(Items from a figure collection)
▼

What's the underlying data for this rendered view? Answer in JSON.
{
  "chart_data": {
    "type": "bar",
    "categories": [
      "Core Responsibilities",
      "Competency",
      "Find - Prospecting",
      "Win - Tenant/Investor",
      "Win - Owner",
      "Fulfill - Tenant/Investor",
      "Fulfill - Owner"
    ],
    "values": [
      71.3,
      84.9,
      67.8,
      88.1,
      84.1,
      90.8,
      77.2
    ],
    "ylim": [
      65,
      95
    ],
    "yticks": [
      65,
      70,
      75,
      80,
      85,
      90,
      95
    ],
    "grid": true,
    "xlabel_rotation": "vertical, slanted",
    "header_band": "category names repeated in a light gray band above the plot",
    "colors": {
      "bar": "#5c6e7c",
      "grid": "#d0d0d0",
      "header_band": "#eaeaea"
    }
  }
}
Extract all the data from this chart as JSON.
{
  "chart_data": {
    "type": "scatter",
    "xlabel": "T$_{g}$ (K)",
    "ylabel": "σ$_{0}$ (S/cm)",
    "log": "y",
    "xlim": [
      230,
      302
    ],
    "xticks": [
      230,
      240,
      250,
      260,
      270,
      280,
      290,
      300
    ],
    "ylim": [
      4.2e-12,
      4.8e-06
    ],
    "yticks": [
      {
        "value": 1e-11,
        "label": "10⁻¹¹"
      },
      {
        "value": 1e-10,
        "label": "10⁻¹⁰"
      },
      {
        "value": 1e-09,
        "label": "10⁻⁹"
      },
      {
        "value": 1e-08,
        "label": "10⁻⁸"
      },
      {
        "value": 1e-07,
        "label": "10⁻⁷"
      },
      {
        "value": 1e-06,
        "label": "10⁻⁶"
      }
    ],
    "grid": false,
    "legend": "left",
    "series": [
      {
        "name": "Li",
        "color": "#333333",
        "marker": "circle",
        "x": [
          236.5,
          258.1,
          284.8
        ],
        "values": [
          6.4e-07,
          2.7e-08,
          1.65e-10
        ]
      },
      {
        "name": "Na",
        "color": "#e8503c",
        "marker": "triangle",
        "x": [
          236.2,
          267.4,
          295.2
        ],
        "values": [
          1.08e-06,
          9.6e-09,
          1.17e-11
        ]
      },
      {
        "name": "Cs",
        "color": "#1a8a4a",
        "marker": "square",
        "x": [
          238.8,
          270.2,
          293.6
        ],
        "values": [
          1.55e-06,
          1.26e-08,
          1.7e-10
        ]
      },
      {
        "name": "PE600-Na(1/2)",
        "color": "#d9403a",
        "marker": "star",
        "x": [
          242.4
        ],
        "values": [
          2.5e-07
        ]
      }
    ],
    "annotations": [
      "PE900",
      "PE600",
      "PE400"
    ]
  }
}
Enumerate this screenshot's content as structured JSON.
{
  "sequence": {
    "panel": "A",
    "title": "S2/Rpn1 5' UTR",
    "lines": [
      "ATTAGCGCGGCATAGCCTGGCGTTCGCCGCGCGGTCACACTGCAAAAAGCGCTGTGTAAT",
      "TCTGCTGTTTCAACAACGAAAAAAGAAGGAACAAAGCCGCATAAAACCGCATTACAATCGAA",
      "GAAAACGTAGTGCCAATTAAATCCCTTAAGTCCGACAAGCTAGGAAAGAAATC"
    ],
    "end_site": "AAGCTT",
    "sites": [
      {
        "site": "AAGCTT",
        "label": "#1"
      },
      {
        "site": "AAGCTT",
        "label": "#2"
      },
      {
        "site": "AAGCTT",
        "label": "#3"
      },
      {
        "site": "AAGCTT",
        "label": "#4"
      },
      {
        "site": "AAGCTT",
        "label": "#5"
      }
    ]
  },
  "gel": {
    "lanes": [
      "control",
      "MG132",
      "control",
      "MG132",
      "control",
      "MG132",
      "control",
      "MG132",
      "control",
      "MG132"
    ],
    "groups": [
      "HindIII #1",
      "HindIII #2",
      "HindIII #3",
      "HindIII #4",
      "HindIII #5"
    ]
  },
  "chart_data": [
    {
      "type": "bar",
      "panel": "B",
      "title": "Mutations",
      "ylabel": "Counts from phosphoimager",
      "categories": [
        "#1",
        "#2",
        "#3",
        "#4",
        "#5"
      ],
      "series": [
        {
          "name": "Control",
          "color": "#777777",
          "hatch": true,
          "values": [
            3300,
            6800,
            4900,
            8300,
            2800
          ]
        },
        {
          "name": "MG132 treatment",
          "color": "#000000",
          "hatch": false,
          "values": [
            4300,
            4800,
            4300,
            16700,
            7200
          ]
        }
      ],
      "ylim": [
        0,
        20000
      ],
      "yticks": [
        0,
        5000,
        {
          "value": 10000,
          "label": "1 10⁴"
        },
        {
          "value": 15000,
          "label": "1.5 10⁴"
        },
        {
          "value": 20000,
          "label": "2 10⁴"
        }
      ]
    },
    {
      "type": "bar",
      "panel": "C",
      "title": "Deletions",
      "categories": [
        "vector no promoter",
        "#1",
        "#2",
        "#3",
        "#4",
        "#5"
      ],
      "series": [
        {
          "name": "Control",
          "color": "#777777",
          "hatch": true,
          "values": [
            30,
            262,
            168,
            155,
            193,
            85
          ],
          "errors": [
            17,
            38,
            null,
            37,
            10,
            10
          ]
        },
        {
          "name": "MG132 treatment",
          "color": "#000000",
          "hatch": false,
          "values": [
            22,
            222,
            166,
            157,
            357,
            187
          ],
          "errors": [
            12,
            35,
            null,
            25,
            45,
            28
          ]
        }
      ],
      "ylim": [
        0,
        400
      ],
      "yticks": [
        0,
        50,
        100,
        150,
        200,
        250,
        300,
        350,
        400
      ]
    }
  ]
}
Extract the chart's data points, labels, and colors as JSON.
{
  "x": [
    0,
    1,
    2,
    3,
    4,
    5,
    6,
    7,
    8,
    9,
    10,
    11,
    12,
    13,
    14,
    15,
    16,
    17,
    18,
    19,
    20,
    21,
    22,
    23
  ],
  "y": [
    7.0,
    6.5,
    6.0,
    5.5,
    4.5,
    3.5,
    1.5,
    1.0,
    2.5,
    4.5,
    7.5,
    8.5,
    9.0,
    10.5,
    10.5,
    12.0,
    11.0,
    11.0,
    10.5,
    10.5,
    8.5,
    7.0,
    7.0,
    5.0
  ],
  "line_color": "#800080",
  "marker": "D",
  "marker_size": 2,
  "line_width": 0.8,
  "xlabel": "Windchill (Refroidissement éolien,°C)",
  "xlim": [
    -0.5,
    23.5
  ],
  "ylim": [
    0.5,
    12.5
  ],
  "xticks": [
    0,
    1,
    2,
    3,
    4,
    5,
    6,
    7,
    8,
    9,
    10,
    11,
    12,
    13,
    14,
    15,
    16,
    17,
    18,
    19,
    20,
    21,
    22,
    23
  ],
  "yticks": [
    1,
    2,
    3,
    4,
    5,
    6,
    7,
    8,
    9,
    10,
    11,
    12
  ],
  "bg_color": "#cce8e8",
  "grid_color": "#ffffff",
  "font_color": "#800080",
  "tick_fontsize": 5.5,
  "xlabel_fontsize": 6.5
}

▲

EXERCISE OBJECTIVE >>
Gather from the entries above all lines that include the string "JSON".

EXERCISE RESPONSE >>
What's the underlying data for this rendered view? Answer in JSON.
Extract all the data from this chart as JSON.
Enumerate this screenshot's content as structured JSON.
Extract the chart's data points, labels, and colors as JSON.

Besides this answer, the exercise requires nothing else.